#### [Exercise objective]
Collect all lines from the listing that include the string "icon".

··· Provided information

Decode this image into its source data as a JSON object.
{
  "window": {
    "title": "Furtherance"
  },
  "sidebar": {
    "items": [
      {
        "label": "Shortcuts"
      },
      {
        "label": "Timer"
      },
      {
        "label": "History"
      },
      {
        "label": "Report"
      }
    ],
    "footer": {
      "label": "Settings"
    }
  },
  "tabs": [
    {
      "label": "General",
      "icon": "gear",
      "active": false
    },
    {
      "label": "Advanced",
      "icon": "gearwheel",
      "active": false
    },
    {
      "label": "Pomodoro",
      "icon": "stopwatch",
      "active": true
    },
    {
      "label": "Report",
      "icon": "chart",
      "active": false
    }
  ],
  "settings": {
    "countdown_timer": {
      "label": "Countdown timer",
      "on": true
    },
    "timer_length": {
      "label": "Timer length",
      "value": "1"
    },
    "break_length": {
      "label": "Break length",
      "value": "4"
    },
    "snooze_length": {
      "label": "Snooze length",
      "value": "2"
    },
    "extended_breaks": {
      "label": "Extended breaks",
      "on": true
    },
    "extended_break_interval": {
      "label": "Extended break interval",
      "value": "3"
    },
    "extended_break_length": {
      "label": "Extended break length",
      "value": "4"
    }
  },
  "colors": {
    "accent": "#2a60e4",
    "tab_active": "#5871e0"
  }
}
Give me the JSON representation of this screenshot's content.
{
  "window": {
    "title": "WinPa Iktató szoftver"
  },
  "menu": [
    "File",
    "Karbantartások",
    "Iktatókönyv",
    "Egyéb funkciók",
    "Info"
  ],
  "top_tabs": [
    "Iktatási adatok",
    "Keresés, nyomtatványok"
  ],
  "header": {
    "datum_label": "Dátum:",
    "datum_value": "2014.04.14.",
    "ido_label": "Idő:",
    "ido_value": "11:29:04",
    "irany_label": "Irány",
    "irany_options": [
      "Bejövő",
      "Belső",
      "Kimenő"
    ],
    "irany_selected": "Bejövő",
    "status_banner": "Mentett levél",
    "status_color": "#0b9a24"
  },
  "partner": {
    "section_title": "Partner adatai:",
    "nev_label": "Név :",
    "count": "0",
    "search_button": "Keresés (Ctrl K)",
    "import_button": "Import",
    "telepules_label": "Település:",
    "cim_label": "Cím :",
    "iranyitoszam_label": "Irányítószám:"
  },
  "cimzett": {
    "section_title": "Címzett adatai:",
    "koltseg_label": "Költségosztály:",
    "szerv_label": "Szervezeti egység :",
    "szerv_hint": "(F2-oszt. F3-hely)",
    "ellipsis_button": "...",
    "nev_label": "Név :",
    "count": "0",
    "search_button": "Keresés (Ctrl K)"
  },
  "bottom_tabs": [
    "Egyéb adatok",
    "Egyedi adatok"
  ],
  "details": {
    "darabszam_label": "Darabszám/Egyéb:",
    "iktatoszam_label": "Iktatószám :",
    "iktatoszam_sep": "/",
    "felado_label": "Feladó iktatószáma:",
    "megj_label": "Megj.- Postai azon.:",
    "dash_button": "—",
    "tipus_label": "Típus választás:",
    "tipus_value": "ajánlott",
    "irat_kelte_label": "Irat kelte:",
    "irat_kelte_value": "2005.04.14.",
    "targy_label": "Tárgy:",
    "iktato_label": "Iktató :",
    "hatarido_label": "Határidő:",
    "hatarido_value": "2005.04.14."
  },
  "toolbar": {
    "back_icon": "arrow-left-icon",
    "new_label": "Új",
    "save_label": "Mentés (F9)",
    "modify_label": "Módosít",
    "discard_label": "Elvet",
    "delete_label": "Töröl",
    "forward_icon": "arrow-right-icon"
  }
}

······

#### [Task result]
      "icon": "gear",
      "icon": "gearwheel",
      "icon": "stopwatch",
      "icon": "chart",
    "back_icon": "arrow-left-icon",
    "forward_icon": "arrow-right-icon"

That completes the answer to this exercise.